### Task prompt
Give the number of lines below that contain the word "sticker", and nothing else.

### Records
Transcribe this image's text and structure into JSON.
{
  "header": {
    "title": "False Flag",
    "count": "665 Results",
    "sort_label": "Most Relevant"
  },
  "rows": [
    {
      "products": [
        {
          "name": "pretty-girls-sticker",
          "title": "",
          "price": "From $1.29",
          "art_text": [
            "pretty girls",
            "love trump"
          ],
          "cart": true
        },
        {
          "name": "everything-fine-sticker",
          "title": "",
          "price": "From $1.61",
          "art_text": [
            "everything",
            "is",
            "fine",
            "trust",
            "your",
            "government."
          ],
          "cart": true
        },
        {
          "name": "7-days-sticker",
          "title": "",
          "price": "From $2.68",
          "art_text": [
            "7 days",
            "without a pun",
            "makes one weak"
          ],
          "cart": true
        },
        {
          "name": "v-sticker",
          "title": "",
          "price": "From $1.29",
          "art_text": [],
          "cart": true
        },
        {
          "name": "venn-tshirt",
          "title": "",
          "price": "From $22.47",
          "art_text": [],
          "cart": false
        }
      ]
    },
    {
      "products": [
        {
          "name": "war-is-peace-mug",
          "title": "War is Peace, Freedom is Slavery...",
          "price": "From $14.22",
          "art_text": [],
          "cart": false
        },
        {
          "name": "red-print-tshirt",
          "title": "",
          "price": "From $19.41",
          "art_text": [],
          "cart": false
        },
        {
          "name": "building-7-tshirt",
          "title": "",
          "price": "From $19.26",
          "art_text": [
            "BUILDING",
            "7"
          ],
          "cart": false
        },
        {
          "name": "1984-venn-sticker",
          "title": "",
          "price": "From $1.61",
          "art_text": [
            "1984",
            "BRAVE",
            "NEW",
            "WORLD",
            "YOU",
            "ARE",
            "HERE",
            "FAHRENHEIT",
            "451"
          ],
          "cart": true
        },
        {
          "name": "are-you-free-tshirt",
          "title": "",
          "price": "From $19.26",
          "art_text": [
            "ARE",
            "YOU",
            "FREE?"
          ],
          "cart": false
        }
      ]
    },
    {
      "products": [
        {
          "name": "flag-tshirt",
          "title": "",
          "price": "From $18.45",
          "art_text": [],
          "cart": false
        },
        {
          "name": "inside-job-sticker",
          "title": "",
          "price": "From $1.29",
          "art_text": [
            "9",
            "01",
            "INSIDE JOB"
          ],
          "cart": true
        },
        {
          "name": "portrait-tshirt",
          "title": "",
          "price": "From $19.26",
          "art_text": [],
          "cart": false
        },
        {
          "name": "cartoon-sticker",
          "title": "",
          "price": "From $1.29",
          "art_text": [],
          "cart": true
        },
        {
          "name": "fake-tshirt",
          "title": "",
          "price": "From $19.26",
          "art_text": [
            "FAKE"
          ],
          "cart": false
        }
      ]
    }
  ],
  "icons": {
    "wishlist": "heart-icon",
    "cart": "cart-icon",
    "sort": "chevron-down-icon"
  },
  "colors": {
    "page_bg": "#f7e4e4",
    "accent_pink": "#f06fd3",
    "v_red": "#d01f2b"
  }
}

### Full output
7